» **Records contained in a dataset**
START
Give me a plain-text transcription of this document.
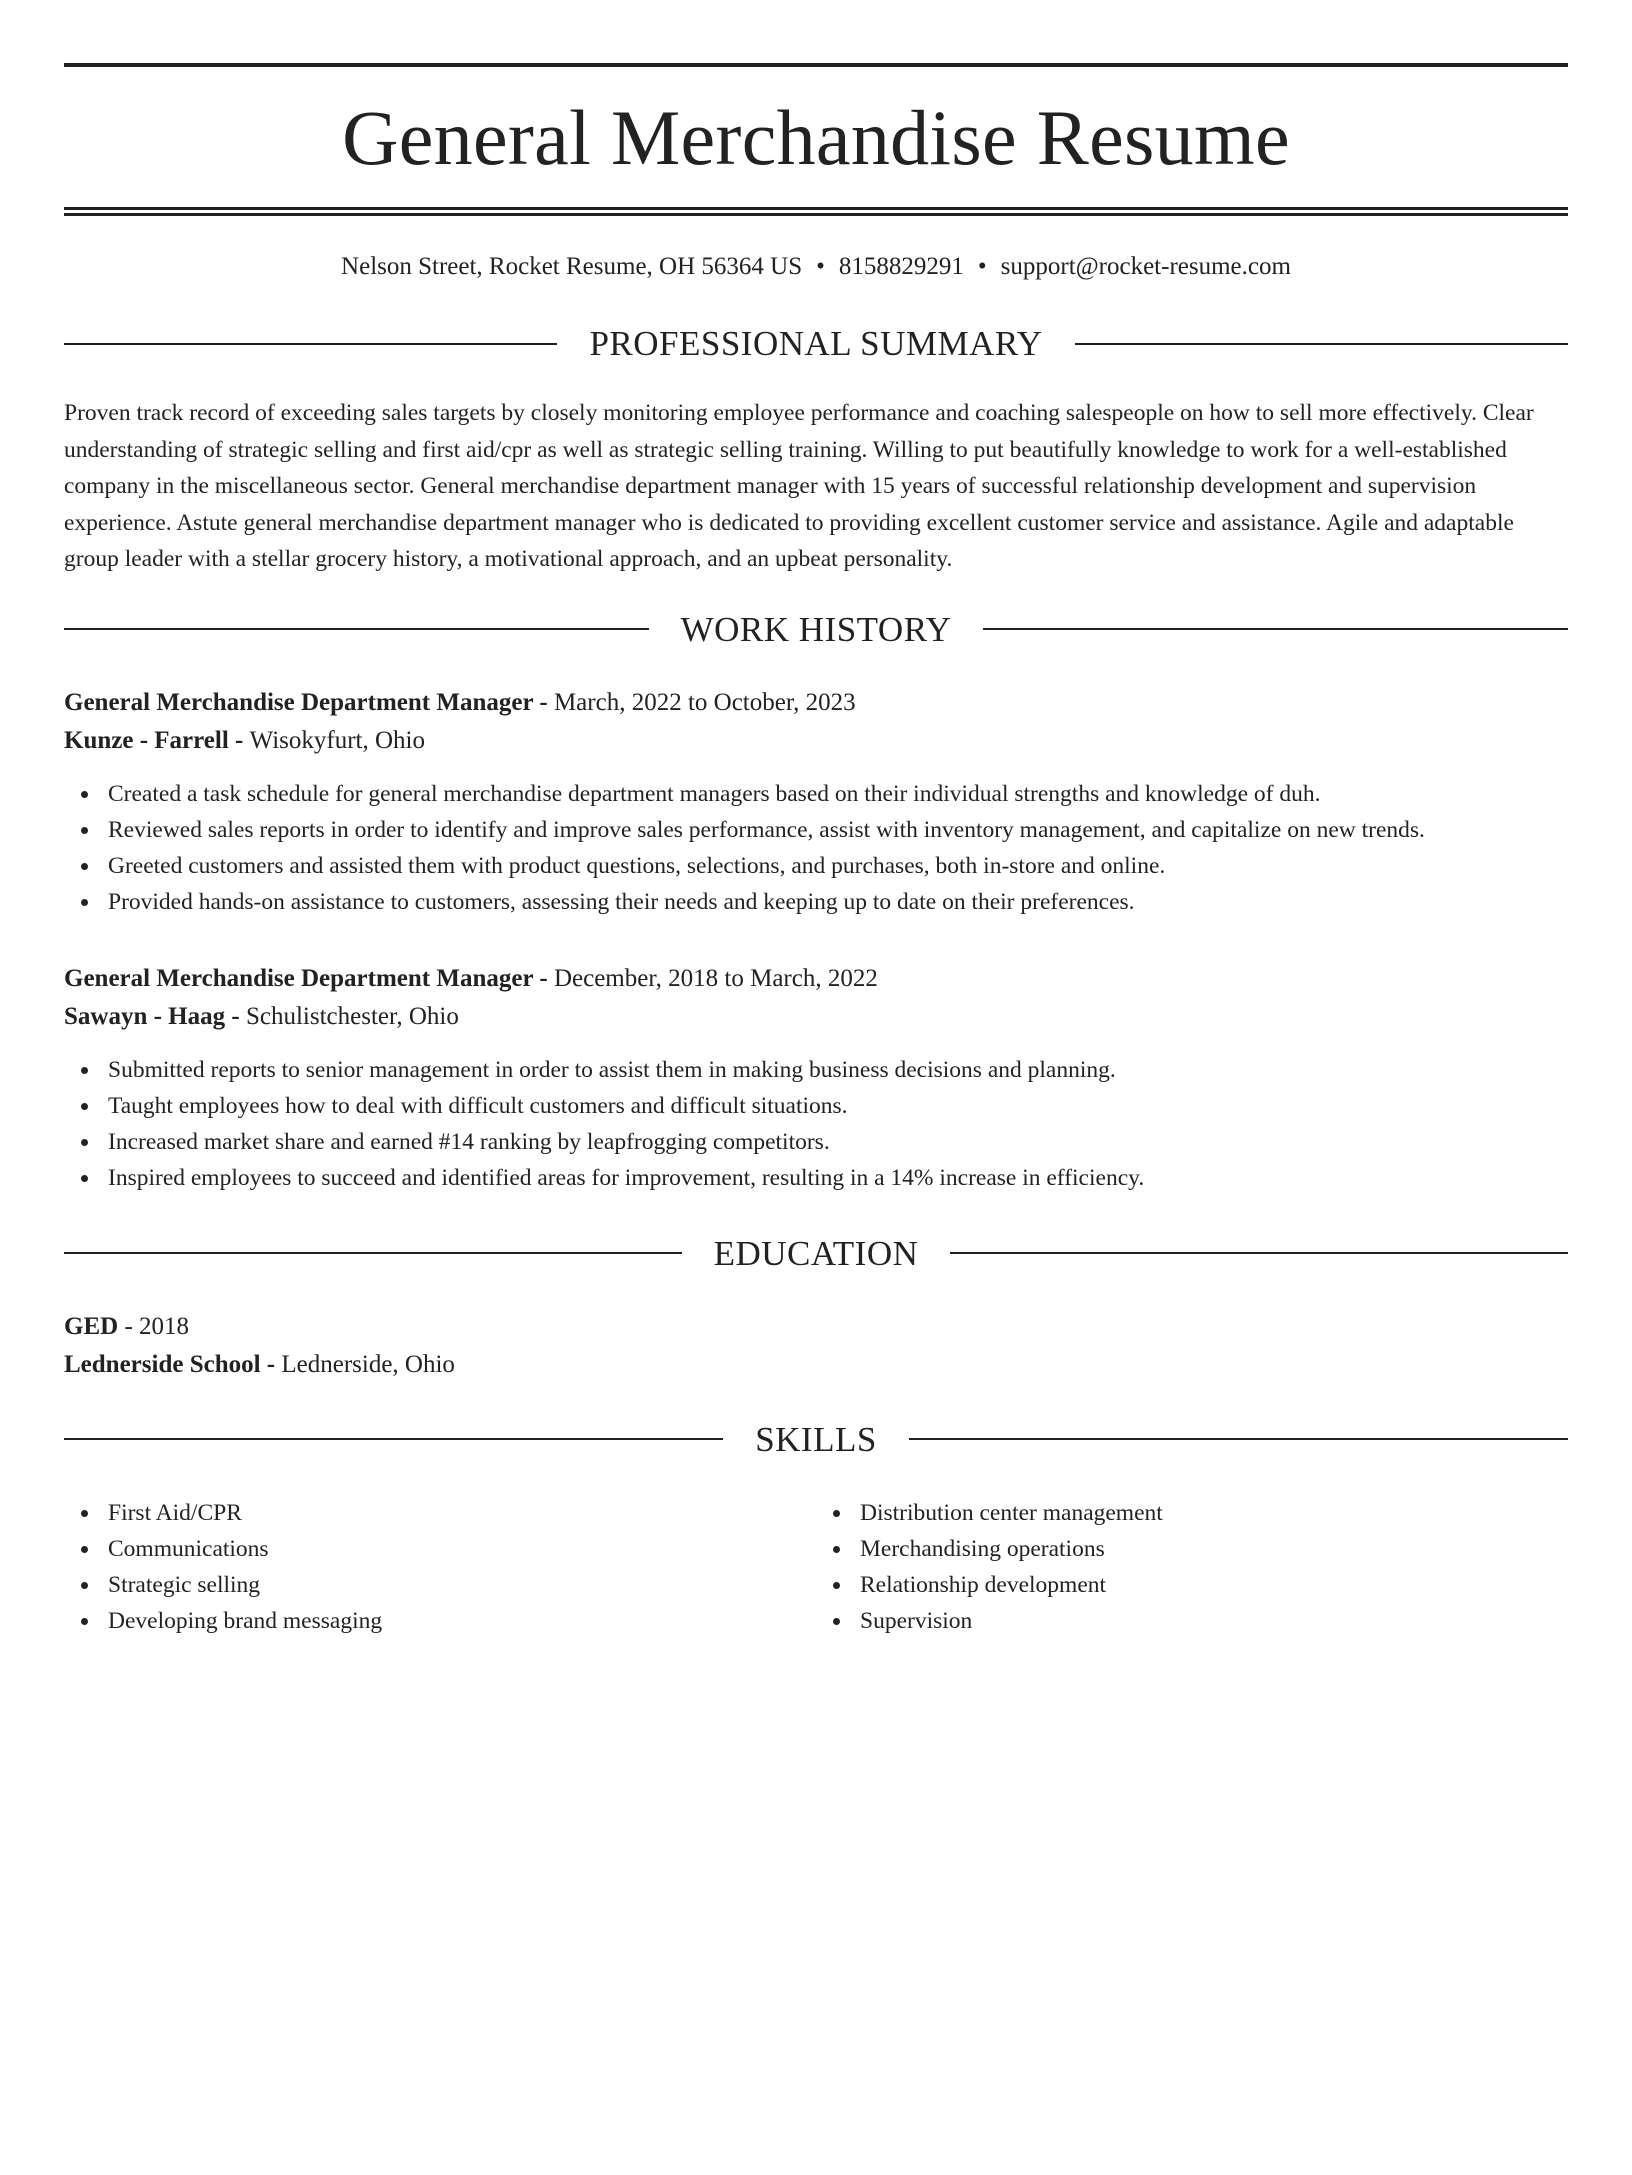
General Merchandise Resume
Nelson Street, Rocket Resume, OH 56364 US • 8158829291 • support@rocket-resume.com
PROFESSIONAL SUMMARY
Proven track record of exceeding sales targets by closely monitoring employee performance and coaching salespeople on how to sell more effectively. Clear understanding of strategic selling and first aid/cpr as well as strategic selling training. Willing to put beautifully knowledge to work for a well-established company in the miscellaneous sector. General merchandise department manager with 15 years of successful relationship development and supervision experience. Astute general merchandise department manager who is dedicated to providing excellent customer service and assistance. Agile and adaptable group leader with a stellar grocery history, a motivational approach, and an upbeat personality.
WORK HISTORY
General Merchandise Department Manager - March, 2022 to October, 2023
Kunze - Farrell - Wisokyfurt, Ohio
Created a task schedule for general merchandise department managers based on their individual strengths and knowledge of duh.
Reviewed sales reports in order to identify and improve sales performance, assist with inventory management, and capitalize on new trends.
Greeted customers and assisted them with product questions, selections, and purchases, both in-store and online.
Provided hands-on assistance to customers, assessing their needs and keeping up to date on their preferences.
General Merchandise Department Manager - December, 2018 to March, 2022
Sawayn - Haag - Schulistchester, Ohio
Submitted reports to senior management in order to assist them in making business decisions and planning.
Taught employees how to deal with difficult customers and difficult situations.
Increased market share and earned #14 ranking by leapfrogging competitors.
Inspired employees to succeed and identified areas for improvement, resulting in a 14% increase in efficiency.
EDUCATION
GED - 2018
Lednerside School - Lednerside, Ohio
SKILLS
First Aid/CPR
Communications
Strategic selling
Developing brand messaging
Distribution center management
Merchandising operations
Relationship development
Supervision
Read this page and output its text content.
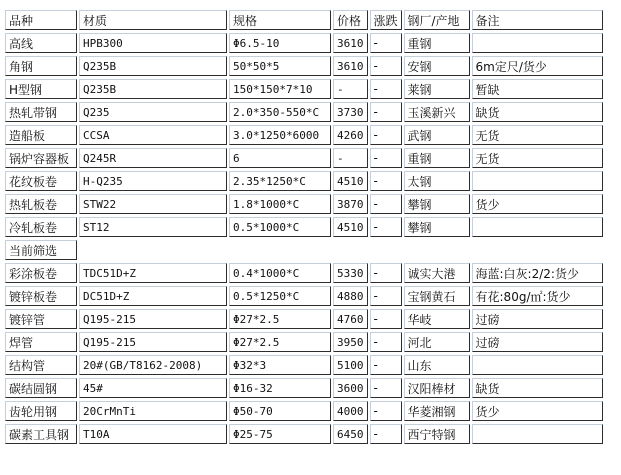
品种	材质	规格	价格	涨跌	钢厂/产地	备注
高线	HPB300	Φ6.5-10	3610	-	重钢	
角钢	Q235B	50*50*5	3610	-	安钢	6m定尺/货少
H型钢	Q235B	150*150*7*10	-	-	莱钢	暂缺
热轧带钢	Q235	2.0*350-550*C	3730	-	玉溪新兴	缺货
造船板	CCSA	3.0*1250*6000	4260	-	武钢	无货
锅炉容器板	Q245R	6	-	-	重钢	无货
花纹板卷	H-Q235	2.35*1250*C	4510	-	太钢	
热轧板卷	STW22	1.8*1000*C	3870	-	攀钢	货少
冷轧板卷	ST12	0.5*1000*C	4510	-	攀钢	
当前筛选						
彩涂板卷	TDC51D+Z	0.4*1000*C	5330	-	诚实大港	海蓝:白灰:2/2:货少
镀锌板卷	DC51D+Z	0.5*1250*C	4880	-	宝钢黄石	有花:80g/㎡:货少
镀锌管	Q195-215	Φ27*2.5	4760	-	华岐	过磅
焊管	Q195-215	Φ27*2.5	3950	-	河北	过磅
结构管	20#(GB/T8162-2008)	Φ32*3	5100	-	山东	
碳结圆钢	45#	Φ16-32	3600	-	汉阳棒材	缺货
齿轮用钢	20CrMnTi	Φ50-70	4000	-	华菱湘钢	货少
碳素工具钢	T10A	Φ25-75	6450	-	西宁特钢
END
» **Task brief**
Extract the full listing exactly, with the pictures left out.

» **Answer to the exercise**
Give me a plain-text transcription of this document.
General Merchandise Resume
Nelson Street, Rocket Resume, OH 56364 US • 8158829291 • support@rocket-resume.com
PROFESSIONAL SUMMARY
Proven track record of exceeding sales targets by closely monitoring employee performance and coaching salespeople on how to sell more effectively. Clear understanding of strategic selling and first aid/cpr as well as strategic selling training. Willing to put beautifully knowledge to work for a well-established company in the miscellaneous sector. General merchandise department manager with 15 years of successful relationship development and supervision experience. Astute general merchandise department manager who is dedicated to providing excellent customer service and assistance. Agile and adaptable group leader with a stellar grocery history, a motivational approach, and an upbeat personality.
WORK HISTORY
General Merchandise Department Manager - March, 2022 to October, 2023
Kunze - Farrell - Wisokyfurt, Ohio
Created a task schedule for general merchandise department managers based on their individual strengths and knowledge of duh.
Reviewed sales reports in order to identify and improve sales performance, assist with inventory management, and capitalize on new trends.
Greeted customers and assisted them with product questions, selections, and purchases, both in-store and online.
Provided hands-on assistance to customers, assessing their needs and keeping up to date on their preferences.
General Merchandise Department Manager - December, 2018 to March, 2022
Sawayn - Haag - Schulistchester, Ohio
Submitted reports to senior management in order to assist them in making business decisions and planning.
Taught employees how to deal with difficult customers and difficult situations.
Increased market share and earned #14 ranking by leapfrogging competitors.
Inspired employees to succeed and identified areas for improvement, resulting in a 14% increase in efficiency.
EDUCATION
GED - 2018
Lednerside School - Lednerside, Ohio
SKILLS
First Aid/CPR
Communications
Strategic selling
Developing brand messaging
Distribution center management
Merchandising operations
Relationship development
Supervision
Read this page and output its text content.
品种	材质	规格	价格	涨跌	钢厂/产地	备注
高线	HPB300	Φ6.5-10	3610	-	重钢	
角钢	Q235B	50*50*5	3610	-	安钢	6m定尺/货少
H型钢	Q235B	150*150*7*10	-	-	莱钢	暂缺
热轧带钢	Q235	2.0*350-550*C	3730	-	玉溪新兴	缺货
造船板	CCSA	3.0*1250*6000	4260	-	武钢	无货
锅炉容器板	Q245R	6	-	-	重钢	无货
花纹板卷	H-Q235	2.35*1250*C	4510	-	太钢	
热轧板卷	STW22	1.8*1000*C	3870	-	攀钢	货少
冷轧板卷	ST12	0.5*1000*C	4510	-	攀钢	
当前筛选						
彩涂板卷	TDC51D+Z	0.4*1000*C	5330	-	诚实大港	海蓝:白灰:2/2:货少
镀锌板卷	DC51D+Z	0.5*1250*C	4880	-	宝钢黄石	有花:80g/㎡:货少
镀锌管	Q195-215	Φ27*2.5	4760	-	华岐	过磅
焊管	Q195-215	Φ27*2.5	3950	-	河北	过磅
结构管	20#(GB/T8162-2008)	Φ32*3	5100	-	山东	
碳结圆钢	45#	Φ16-32	3600	-	汉阳棒材	缺货
齿轮用钢	20CrMnTi	Φ50-70	4000	-	华菱湘钢	货少
碳素工具钢	T10A	Φ25-75	6450	-	西宁特钢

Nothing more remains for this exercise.